• [Set problem]:
Collect each line containing "заданий".

• [Given data]:
|---|

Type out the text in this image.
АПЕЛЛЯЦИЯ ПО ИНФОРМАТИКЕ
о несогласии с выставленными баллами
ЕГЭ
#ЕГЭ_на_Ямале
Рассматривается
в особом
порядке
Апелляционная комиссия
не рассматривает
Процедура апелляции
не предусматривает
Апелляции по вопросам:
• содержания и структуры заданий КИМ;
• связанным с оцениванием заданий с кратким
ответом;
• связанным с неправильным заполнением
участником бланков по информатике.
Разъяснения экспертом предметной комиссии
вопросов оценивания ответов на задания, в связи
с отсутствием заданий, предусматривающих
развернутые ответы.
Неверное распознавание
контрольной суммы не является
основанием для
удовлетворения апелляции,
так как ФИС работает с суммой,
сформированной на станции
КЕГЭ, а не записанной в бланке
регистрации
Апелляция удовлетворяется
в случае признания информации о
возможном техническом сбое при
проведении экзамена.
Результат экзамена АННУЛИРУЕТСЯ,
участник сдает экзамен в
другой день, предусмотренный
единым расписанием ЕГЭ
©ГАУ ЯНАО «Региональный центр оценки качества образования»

|---|

• [The output]:
• содержания и структуры заданий КИМ;
• связанным с оцениванием заданий с кратким
с отсутствием заданий, предусматривающих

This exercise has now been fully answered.